-- WHAT THIS TASK INVOLVES --
Every entry must be echoed exactly.
________________________
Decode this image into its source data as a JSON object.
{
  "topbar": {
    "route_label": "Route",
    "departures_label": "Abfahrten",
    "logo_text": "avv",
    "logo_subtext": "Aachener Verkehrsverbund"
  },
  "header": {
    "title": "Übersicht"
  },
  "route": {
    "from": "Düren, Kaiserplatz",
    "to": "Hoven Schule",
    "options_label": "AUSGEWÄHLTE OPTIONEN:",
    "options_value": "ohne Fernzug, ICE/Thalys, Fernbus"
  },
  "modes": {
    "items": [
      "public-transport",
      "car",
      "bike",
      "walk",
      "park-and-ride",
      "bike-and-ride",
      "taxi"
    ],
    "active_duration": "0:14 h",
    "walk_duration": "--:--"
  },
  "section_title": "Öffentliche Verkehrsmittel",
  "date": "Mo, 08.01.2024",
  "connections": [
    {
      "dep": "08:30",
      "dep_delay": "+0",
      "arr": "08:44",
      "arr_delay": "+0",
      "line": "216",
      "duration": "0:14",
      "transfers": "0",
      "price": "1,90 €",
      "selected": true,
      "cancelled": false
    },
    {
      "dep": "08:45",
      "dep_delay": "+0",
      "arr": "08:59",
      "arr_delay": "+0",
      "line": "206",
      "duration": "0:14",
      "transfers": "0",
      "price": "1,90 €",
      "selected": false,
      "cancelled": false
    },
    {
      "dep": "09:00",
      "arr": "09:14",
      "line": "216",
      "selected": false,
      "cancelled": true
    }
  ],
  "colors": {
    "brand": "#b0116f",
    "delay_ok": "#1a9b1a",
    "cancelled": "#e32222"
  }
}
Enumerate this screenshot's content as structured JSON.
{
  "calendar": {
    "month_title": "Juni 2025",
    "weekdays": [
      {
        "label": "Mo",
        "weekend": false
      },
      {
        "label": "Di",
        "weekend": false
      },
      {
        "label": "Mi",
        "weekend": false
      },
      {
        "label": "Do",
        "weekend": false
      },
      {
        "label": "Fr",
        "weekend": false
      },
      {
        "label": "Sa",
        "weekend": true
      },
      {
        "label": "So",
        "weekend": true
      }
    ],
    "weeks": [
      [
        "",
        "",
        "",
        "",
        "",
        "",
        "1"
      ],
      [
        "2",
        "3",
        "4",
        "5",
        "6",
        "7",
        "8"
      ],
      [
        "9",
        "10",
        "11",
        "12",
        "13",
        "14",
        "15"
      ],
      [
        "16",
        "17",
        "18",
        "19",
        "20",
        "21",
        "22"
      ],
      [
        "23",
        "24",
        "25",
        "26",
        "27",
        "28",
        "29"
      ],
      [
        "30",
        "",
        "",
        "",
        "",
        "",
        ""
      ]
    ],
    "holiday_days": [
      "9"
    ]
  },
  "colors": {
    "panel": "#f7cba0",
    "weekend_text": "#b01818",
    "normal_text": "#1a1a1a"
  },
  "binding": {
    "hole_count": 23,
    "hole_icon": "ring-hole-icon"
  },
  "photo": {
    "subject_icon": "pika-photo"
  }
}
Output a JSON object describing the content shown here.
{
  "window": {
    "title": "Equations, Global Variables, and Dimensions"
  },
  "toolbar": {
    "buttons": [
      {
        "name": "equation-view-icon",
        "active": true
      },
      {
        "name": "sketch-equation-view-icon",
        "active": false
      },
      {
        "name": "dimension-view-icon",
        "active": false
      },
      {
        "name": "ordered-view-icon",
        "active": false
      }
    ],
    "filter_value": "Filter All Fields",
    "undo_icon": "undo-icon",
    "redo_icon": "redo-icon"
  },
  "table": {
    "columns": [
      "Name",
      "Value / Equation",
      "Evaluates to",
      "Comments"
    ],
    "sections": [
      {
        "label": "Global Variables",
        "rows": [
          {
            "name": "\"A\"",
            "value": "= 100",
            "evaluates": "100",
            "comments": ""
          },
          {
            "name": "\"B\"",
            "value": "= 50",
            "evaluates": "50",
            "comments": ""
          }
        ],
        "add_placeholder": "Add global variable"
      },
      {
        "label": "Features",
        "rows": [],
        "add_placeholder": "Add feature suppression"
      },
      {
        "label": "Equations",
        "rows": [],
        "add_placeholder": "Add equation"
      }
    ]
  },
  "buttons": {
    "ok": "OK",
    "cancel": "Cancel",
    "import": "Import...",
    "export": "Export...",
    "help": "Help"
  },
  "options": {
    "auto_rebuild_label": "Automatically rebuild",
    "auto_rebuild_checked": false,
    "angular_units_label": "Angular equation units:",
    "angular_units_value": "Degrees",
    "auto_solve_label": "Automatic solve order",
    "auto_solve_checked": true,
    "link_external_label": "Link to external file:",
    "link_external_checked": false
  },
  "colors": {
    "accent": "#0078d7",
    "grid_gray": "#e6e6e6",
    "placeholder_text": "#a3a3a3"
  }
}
________________________
-- RESULT --
Decode this image into its source data as a JSON object.
{
  "topbar": {
    "route_label": "Route",
    "departures_label": "Abfahrten",
    "logo_text": "avv",
    "logo_subtext": "Aachener Verkehrsverbund"
  },
  "header": {
    "title": "Übersicht"
  },
  "route": {
    "from": "Düren, Kaiserplatz",
    "to": "Hoven Schule",
    "options_label": "AUSGEWÄHLTE OPTIONEN:",
    "options_value": "ohne Fernzug, ICE/Thalys, Fernbus"
  },
  "modes": {
    "items": [
      "public-transport",
      "car",
      "bike",
      "walk",
      "park-and-ride",
      "bike-and-ride",
      "taxi"
    ],
    "active_duration": "0:14 h",
    "walk_duration": "--:--"
  },
  "section_title": "Öffentliche Verkehrsmittel",
  "date": "Mo, 08.01.2024",
  "connections": [
    {
      "dep": "08:30",
      "dep_delay": "+0",
      "arr": "08:44",
      "arr_delay": "+0",
      "line": "216",
      "duration": "0:14",
      "transfers": "0",
      "price": "1,90 €",
      "selected": true,
      "cancelled": false
    },
    {
      "dep": "08:45",
      "dep_delay": "+0",
      "arr": "08:59",
      "arr_delay": "+0",
      "line": "206",
      "duration": "0:14",
      "transfers": "0",
      "price": "1,90 €",
      "selected": false,
      "cancelled": false
    },
    {
      "dep": "09:00",
      "arr": "09:14",
      "line": "216",
      "selected": false,
      "cancelled": true
    }
  ],
  "colors": {
    "brand": "#b0116f",
    "delay_ok": "#1a9b1a",
    "cancelled": "#e32222"
  }
}
Enumerate this screenshot's content as structured JSON.
{
  "calendar": {
    "month_title": "Juni 2025",
    "weekdays": [
      {
        "label": "Mo",
        "weekend": false
      },
      {
        "label": "Di",
        "weekend": false
      },
      {
        "label": "Mi",
        "weekend": false
      },
      {
        "label": "Do",
        "weekend": false
      },
      {
        "label": "Fr",
        "weekend": false
      },
      {
        "label": "Sa",
        "weekend": true
      },
      {
        "label": "So",
        "weekend": true
      }
    ],
    "weeks": [
      [
        "",
        "",
        "",
        "",
        "",
        "",
        "1"
      ],
      [
        "2",
        "3",
        "4",
        "5",
        "6",
        "7",
        "8"
      ],
      [
        "9",
        "10",
        "11",
        "12",
        "13",
        "14",
        "15"
      ],
      [
        "16",
        "17",
        "18",
        "19",
        "20",
        "21",
        "22"
      ],
      [
        "23",
        "24",
        "25",
        "26",
        "27",
        "28",
        "29"
      ],
      [
        "30",
        "",
        "",
        "",
        "",
        "",
        ""
      ]
    ],
    "holiday_days": [
      "9"
    ]
  },
  "colors": {
    "panel": "#f7cba0",
    "weekend_text": "#b01818",
    "normal_text": "#1a1a1a"
  },
  "binding": {
    "hole_count": 23,
    "hole_icon": "ring-hole-icon"
  },
  "photo": {
    "subject_icon": "pika-photo"
  }
}
Output a JSON object describing the content shown here.
{
  "window": {
    "title": "Equations, Global Variables, and Dimensions"
  },
  "toolbar": {
    "buttons": [
      {
        "name": "equation-view-icon",
        "active": true
      },
      {
        "name": "sketch-equation-view-icon",
        "active": false
      },
      {
        "name": "dimension-view-icon",
        "active": false
      },
      {
        "name": "ordered-view-icon",
        "active": false
      }
    ],
    "filter_value": "Filter All Fields",
    "undo_icon": "undo-icon",
    "redo_icon": "redo-icon"
  },
  "table": {
    "columns": [
      "Name",
      "Value / Equation",
      "Evaluates to",
      "Comments"
    ],
    "sections": [
      {
        "label": "Global Variables",
        "rows": [
          {
            "name": "\"A\"",
            "value": "= 100",
            "evaluates": "100",
            "comments": ""
          },
          {
            "name": "\"B\"",
            "value": "= 50",
            "evaluates": "50",
            "comments": ""
          }
        ],
        "add_placeholder": "Add global variable"
      },
      {
        "label": "Features",
        "rows": [],
        "add_placeholder": "Add feature suppression"
      },
      {
        "label": "Equations",
        "rows": [],
        "add_placeholder": "Add equation"
      }
    ]
  },
  "buttons": {
    "ok": "OK",
    "cancel": "Cancel",
    "import": "Import...",
    "export": "Export...",
    "help": "Help"
  },
  "options": {
    "auto_rebuild_label": "Automatically rebuild",
    "auto_rebuild_checked": false,
    "angular_units_label": "Angular equation units:",
    "angular_units_value": "Degrees",
    "auto_solve_label": "Automatic solve order",
    "auto_solve_checked": true,
    "link_external_label": "Link to external file:",
    "link_external_checked": false
  },
  "colors": {
    "accent": "#0078d7",
    "grid_gray": "#e6e6e6",
    "placeholder_text": "#a3a3a3"
  }
}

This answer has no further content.